## What the exercise asks
Present each line of the entries below that holds the word "change".

(Stored entries)
##############################
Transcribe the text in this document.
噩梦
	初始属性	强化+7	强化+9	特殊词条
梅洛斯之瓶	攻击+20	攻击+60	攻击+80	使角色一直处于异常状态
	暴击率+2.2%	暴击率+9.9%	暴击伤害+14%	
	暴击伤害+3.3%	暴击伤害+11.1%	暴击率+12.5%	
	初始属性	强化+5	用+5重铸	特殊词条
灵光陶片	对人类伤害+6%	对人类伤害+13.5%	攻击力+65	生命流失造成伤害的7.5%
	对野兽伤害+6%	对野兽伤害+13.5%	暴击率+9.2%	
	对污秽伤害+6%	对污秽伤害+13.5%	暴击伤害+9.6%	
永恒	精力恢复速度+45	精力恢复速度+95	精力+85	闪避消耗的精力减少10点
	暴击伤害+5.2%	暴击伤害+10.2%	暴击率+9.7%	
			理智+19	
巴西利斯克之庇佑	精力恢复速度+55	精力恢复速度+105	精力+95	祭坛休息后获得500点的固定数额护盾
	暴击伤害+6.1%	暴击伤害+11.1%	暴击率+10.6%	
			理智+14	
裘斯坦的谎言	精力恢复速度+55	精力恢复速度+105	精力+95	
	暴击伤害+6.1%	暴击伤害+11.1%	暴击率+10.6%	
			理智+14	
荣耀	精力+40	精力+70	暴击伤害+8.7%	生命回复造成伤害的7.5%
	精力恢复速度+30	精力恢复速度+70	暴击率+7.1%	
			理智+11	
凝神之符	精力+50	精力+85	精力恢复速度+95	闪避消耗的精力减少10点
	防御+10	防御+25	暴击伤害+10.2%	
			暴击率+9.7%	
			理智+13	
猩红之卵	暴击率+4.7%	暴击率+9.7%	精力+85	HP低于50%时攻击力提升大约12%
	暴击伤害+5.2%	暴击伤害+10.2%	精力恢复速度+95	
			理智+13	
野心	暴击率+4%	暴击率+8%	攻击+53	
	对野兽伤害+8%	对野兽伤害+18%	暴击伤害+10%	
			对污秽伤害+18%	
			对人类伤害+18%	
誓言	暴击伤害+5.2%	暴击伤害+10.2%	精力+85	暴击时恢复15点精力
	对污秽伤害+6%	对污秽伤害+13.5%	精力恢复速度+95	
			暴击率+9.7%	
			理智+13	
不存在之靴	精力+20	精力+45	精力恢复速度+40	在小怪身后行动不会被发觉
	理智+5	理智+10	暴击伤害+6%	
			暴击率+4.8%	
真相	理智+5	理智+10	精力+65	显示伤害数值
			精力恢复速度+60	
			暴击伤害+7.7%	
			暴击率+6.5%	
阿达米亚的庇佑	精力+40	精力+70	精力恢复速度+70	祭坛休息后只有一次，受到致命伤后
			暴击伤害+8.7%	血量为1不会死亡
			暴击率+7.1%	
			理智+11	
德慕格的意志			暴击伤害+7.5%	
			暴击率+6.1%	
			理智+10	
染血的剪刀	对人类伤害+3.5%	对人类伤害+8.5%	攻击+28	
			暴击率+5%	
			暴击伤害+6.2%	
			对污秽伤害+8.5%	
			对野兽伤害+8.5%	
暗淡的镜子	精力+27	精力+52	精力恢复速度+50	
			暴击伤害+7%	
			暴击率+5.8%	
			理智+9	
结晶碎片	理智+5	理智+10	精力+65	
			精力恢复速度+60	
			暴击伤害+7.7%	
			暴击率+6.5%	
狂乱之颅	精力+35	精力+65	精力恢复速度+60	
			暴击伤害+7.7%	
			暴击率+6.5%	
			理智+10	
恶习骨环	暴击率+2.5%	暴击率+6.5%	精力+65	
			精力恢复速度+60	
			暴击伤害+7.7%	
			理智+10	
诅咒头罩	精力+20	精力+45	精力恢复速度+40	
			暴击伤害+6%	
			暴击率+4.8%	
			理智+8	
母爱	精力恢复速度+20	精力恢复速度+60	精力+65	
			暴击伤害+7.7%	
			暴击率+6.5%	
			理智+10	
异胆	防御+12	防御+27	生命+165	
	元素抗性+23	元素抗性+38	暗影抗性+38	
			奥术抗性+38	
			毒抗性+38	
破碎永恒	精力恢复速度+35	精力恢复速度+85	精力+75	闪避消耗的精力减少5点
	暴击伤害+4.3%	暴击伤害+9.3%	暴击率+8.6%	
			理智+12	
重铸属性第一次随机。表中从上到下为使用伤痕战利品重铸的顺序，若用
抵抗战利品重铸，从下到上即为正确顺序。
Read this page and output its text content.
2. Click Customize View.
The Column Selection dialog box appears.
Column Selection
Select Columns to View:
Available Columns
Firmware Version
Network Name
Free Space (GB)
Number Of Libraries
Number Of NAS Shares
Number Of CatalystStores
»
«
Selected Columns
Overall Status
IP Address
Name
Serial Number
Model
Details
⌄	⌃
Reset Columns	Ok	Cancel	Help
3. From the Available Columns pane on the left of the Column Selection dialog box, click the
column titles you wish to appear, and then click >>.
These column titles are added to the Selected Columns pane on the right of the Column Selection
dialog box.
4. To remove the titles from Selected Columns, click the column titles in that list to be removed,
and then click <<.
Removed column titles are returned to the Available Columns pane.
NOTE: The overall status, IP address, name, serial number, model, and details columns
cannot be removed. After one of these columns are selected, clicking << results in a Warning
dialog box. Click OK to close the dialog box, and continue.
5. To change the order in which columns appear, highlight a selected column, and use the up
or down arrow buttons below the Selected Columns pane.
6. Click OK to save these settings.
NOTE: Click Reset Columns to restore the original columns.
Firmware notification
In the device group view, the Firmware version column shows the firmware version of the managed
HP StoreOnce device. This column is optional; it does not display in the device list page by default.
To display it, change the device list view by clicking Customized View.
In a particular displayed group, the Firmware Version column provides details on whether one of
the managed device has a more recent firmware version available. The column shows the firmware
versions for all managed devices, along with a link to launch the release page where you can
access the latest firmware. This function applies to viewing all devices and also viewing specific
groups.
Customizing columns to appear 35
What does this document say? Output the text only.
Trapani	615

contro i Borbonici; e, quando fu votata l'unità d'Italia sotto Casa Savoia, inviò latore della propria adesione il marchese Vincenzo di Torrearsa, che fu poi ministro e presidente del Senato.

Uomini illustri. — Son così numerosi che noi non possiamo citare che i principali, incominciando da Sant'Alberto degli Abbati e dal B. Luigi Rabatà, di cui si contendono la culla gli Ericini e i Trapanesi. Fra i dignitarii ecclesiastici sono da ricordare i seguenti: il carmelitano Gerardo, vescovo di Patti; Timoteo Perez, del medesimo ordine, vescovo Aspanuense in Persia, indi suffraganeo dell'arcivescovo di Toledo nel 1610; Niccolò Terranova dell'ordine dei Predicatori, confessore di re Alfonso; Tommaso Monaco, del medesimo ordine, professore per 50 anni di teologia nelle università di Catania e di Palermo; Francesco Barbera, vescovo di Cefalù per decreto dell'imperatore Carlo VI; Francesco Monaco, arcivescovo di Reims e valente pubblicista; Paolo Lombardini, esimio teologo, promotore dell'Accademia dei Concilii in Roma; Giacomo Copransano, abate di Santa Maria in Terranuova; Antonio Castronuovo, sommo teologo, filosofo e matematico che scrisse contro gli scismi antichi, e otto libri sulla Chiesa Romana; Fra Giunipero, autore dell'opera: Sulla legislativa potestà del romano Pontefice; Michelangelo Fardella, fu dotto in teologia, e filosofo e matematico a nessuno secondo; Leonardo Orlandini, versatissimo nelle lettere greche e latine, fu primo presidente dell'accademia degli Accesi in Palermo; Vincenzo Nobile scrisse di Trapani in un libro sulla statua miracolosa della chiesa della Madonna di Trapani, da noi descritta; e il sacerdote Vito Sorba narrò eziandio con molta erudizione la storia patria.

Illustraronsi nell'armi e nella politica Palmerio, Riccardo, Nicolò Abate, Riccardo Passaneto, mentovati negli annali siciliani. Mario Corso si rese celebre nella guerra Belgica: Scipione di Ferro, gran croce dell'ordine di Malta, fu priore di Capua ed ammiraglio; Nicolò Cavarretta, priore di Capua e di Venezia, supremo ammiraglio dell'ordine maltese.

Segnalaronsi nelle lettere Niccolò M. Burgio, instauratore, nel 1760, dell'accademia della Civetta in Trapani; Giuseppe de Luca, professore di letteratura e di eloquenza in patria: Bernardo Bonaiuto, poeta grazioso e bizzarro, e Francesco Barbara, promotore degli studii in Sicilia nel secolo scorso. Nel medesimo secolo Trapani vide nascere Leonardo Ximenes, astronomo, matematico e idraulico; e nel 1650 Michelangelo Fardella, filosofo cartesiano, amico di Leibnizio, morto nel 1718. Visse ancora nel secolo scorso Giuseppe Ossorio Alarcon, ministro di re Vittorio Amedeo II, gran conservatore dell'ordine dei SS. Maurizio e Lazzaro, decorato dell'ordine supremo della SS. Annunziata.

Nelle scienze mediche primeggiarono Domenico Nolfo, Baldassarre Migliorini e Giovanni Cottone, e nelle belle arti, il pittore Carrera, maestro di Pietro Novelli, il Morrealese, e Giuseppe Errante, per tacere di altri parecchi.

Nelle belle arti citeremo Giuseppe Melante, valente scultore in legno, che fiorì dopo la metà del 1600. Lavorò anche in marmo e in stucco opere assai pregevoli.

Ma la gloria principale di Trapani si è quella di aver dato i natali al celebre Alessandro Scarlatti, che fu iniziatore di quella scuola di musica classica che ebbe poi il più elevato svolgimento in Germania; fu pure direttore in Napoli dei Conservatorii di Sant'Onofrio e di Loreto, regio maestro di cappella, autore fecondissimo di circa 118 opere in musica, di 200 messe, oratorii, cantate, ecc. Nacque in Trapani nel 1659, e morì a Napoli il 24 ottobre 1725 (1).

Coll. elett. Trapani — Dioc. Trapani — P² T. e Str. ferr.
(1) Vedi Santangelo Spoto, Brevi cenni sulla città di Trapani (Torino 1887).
##############################
## Result of the task
5. To change the order in which columns appear, highlight a selected column, and use the up
To display it, change the device list view by clicking Customized View.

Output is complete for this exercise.